> _Exercise instructions_: From the passage on the documentary's "postcards," write out everything from "Since we had" down to "by classical shots." word for word.

> _Source text_:
-=-=-
Since we had ruled out several options, the most dominant elements were “postcards”, consisting of two parts. The first one showed a person against the landscape, with the off-screen voice telling his or her story. Because of the limitations of the vocal performance of characters appearing in the documentary, the director planned to write down interviews and engage professional actor for reading. At a later stage, we wanted to make it with tilt-shift, but eventually, this component was replaced by classical shots.

The second part of the “postcard” presented staged scenes where the protagonists were talking to the camera. The scenes used a vertical or horizontal screen division: one part of the screen would show a person, the other would show the subject area of his/her talk. Originally the scenes narrated short stories about the protagonists’ experience in Iceland. Different “postcards” had different styles, according to the profile of a particular character. Because of the form, they looked like personalized messages from the most remote part of the world sent home, to the village, to the relatives, and to the film audience. These one-shot static scenes were supposed to describe how Iceland influenced people’s lives, how it enriched them and their families. The subjects were asked to describe what they have achieved and learned, how they have changed. The scenes were intended to show how exotic Iceland is for newcomers and to explain what they added to the community. One example was a man naming all Icelandic fish he caught and showing them at the bottom part of the screen.
-=-=-
Element box records
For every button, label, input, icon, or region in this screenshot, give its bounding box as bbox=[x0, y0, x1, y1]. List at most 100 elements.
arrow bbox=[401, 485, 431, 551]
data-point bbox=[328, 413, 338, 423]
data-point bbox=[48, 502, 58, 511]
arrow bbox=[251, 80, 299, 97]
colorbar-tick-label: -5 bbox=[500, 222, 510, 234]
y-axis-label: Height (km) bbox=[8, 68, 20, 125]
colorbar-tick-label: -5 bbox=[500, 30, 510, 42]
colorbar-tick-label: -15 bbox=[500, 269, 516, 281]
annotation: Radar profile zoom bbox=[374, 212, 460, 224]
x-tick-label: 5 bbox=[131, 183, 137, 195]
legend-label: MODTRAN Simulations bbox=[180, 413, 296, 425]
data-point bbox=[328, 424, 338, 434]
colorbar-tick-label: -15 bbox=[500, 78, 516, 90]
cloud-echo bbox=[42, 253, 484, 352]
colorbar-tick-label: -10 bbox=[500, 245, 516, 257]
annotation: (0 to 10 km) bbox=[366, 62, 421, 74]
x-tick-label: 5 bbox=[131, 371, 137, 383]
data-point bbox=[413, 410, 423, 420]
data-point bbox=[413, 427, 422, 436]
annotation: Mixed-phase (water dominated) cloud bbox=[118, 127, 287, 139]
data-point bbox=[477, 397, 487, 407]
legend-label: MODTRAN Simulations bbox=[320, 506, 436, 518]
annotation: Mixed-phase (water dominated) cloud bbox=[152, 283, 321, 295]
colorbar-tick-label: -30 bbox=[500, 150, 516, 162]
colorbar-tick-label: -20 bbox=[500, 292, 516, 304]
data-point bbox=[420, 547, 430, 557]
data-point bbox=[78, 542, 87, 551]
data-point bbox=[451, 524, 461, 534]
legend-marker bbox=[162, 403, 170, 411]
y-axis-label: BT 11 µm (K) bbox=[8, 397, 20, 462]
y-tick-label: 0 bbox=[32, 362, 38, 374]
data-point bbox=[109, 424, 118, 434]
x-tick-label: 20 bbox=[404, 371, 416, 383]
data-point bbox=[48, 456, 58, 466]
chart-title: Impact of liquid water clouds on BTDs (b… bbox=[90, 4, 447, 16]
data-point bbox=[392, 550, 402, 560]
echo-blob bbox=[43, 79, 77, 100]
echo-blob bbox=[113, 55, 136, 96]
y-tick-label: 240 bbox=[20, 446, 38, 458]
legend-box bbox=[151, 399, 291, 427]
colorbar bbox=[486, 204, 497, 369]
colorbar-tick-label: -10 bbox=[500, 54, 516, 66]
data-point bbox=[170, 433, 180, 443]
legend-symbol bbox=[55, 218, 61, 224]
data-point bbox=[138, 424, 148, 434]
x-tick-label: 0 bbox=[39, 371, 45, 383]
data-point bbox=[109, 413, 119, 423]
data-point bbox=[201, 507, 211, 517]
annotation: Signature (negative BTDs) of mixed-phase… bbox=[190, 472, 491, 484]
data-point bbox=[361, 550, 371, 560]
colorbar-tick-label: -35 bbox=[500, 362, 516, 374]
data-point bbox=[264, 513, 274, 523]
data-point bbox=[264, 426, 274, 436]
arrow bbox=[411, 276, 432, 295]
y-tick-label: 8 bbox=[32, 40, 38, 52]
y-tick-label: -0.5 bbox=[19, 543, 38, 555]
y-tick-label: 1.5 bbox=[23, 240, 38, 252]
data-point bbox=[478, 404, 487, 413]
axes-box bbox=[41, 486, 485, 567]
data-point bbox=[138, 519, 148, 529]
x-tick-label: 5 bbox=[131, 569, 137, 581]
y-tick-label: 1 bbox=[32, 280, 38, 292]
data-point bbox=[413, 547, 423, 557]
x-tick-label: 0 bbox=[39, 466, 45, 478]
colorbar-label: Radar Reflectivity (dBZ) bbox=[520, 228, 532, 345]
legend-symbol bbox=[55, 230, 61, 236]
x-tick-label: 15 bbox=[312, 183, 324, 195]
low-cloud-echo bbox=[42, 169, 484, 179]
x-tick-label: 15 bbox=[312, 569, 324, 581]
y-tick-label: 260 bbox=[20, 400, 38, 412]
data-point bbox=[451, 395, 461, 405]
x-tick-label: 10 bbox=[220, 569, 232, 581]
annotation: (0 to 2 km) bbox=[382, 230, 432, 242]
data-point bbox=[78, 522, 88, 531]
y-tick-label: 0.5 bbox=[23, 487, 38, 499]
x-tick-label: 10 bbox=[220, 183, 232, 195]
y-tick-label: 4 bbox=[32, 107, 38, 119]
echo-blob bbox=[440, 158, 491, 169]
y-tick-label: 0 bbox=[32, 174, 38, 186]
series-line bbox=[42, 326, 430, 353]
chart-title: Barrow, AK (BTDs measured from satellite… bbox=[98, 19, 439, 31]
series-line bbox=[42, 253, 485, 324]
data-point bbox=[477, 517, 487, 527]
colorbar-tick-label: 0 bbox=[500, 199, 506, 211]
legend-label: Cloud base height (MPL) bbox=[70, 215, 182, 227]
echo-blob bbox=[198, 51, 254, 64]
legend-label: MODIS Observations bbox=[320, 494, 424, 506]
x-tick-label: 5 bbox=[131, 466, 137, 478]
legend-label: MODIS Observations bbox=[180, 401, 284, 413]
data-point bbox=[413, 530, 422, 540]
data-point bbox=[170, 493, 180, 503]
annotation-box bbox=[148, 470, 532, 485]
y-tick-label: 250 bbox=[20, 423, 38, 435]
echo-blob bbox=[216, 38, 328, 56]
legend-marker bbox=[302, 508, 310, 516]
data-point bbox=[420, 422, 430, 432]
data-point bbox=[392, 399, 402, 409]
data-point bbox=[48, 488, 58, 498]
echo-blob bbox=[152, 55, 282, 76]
-=-=-
> _Correct output_:
Since we had ruled out several options, the most dominant elements were “postcards”, consisting of two parts. The first one showed a person against the landscape, with the off-screen voice telling his or her story. Because of the limitations of the vocal performance of characters appearing in the documentary, the director planned to write down interviews and engage professional actor for reading. At a later stage, we wanted to make it with tilt-shift, but eventually, this component was replaced by classical shots.